Below is a block of records; repeat all of them exactly.
⁂
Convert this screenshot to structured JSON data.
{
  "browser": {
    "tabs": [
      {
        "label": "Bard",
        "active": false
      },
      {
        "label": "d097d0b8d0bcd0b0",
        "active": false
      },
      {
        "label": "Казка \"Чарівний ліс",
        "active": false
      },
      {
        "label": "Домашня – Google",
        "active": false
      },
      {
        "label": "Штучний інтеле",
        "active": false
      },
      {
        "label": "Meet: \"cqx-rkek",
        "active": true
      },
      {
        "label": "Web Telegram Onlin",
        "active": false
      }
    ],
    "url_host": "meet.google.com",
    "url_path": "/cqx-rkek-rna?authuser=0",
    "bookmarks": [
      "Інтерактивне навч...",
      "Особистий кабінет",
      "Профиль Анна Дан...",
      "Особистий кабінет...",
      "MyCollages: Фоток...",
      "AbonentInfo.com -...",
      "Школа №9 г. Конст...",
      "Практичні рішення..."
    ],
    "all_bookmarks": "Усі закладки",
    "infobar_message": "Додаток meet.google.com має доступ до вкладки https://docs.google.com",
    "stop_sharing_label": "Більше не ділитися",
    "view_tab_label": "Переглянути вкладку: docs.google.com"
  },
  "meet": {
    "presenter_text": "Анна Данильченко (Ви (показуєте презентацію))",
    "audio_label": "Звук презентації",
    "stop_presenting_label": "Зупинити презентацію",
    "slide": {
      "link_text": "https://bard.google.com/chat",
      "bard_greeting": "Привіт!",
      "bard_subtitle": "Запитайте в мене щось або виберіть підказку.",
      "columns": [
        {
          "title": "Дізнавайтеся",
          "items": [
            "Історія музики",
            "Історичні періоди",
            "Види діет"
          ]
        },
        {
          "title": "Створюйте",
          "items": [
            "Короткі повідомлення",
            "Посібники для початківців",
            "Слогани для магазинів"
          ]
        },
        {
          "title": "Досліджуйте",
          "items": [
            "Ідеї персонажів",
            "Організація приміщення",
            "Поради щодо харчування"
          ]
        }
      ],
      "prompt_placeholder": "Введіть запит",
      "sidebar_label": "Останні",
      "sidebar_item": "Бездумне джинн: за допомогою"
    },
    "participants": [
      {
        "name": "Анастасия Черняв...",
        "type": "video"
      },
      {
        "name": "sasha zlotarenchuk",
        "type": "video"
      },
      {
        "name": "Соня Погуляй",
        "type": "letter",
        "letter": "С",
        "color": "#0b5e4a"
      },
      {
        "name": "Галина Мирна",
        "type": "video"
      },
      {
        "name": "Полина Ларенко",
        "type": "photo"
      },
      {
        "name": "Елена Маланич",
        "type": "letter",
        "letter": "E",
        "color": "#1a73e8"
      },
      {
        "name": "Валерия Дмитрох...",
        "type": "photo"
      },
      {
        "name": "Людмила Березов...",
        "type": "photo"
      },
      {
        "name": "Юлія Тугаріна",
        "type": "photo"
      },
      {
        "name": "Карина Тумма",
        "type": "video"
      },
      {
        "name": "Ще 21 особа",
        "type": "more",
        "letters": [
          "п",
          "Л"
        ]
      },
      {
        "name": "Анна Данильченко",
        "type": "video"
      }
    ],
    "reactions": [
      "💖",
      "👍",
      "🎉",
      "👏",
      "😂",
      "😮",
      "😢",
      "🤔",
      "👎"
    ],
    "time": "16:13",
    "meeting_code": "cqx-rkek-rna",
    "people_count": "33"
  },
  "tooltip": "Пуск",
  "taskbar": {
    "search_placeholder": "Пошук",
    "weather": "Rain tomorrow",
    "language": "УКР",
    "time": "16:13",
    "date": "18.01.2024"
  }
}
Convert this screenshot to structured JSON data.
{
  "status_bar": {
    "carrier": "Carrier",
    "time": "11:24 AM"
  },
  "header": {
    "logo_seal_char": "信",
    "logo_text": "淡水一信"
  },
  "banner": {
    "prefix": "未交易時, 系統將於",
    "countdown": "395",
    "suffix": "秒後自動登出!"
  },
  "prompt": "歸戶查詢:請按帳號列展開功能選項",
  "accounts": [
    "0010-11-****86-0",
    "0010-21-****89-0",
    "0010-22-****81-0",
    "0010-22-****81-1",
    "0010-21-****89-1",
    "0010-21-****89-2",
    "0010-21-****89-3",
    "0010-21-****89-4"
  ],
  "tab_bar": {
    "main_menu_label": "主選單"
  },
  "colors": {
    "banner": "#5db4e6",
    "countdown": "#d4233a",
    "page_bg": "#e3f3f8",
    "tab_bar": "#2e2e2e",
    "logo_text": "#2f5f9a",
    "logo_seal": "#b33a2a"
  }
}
⁂
Exercise solution ::
Convert this screenshot to structured JSON data.
{
  "browser": {
    "tabs": [
      {
        "label": "Bard",
        "active": false
      },
      {
        "label": "d097d0b8d0bcd0b0",
        "active": false
      },
      {
        "label": "Казка \"Чарівний ліс",
        "active": false
      },
      {
        "label": "Домашня – Google",
        "active": false
      },
      {
        "label": "Штучний інтеле",
        "active": false
      },
      {
        "label": "Meet: \"cqx-rkek",
        "active": true
      },
      {
        "label": "Web Telegram Onlin",
        "active": false
      }
    ],
    "url_host": "meet.google.com",
    "url_path": "/cqx-rkek-rna?authuser=0",
    "bookmarks": [
      "Інтерактивне навч...",
      "Особистий кабінет",
      "Профиль Анна Дан...",
      "Особистий кабінет...",
      "MyCollages: Фоток...",
      "AbonentInfo.com -...",
      "Школа №9 г. Конст...",
      "Практичні рішення..."
    ],
    "all_bookmarks": "Усі закладки",
    "infobar_message": "Додаток meet.google.com має доступ до вкладки https://docs.google.com",
    "stop_sharing_label": "Більше не ділитися",
    "view_tab_label": "Переглянути вкладку: docs.google.com"
  },
  "meet": {
    "presenter_text": "Анна Данильченко (Ви (показуєте презентацію))",
    "audio_label": "Звук презентації",
    "stop_presenting_label": "Зупинити презентацію",
    "slide": {
      "link_text": "https://bard.google.com/chat",
      "bard_greeting": "Привіт!",
      "bard_subtitle": "Запитайте в мене щось або виберіть підказку.",
      "columns": [
        {
          "title": "Дізнавайтеся",
          "items": [
            "Історія музики",
            "Історичні періоди",
            "Види діет"
          ]
        },
        {
          "title": "Створюйте",
          "items": [
            "Короткі повідомлення",
            "Посібники для початківців",
            "Слогани для магазинів"
          ]
        },
        {
          "title": "Досліджуйте",
          "items": [
            "Ідеї персонажів",
            "Організація приміщення",
            "Поради щодо харчування"
          ]
        }
      ],
      "prompt_placeholder": "Введіть запит",
      "sidebar_label": "Останні",
      "sidebar_item": "Бездумне джинн: за допомогою"
    },
    "participants": [
      {
        "name": "Анастасия Черняв...",
        "type": "video"
      },
      {
        "name": "sasha zlotarenchuk",
        "type": "video"
      },
      {
        "name": "Соня Погуляй",
        "type": "letter",
        "letter": "С",
        "color": "#0b5e4a"
      },
      {
        "name": "Галина Мирна",
        "type": "video"
      },
      {
        "name": "Полина Ларенко",
        "type": "photo"
      },
      {
        "name": "Елена Маланич",
        "type": "letter",
        "letter": "E",
        "color": "#1a73e8"
      },
      {
        "name": "Валерия Дмитрох...",
        "type": "photo"
      },
      {
        "name": "Людмила Березов...",
        "type": "photo"
      },
      {
        "name": "Юлія Тугаріна",
        "type": "photo"
      },
      {
        "name": "Карина Тумма",
        "type": "video"
      },
      {
        "name": "Ще 21 особа",
        "type": "more",
        "letters": [
          "п",
          "Л"
        ]
      },
      {
        "name": "Анна Данильченко",
        "type": "video"
      }
    ],
    "reactions": [
      "💖",
      "👍",
      "🎉",
      "👏",
      "😂",
      "😮",
      "😢",
      "🤔",
      "👎"
    ],
    "time": "16:13",
    "meeting_code": "cqx-rkek-rna",
    "people_count": "33"
  },
  "tooltip": "Пуск",
  "taskbar": {
    "search_placeholder": "Пошук",
    "weather": "Rain tomorrow",
    "language": "УКР",
    "time": "16:13",
    "date": "18.01.2024"
  }
}
Convert this screenshot to structured JSON data.
{
  "status_bar": {
    "carrier": "Carrier",
    "time": "11:24 AM"
  },
  "header": {
    "logo_seal_char": "信",
    "logo_text": "淡水一信"
  },
  "banner": {
    "prefix": "未交易時, 系統將於",
    "countdown": "395",
    "suffix": "秒後自動登出!"
  },
  "prompt": "歸戶查詢:請按帳號列展開功能選項",
  "accounts": [
    "0010-11-****86-0",
    "0010-21-****89-0",
    "0010-22-****81-0",
    "0010-22-****81-1",
    "0010-21-****89-1",
    "0010-21-****89-2",
    "0010-21-****89-3",
    "0010-21-****89-4"
  ],
  "tab_bar": {
    "main_menu_label": "主選單"
  },
  "colors": {
    "banner": "#5db4e6",
    "countdown": "#d4233a",
    "page_bg": "#e3f3f8",
    "tab_bar": "#2e2e2e",
    "logo_text": "#2f5f9a",
    "logo_seal": "#b33a2a"
  }
}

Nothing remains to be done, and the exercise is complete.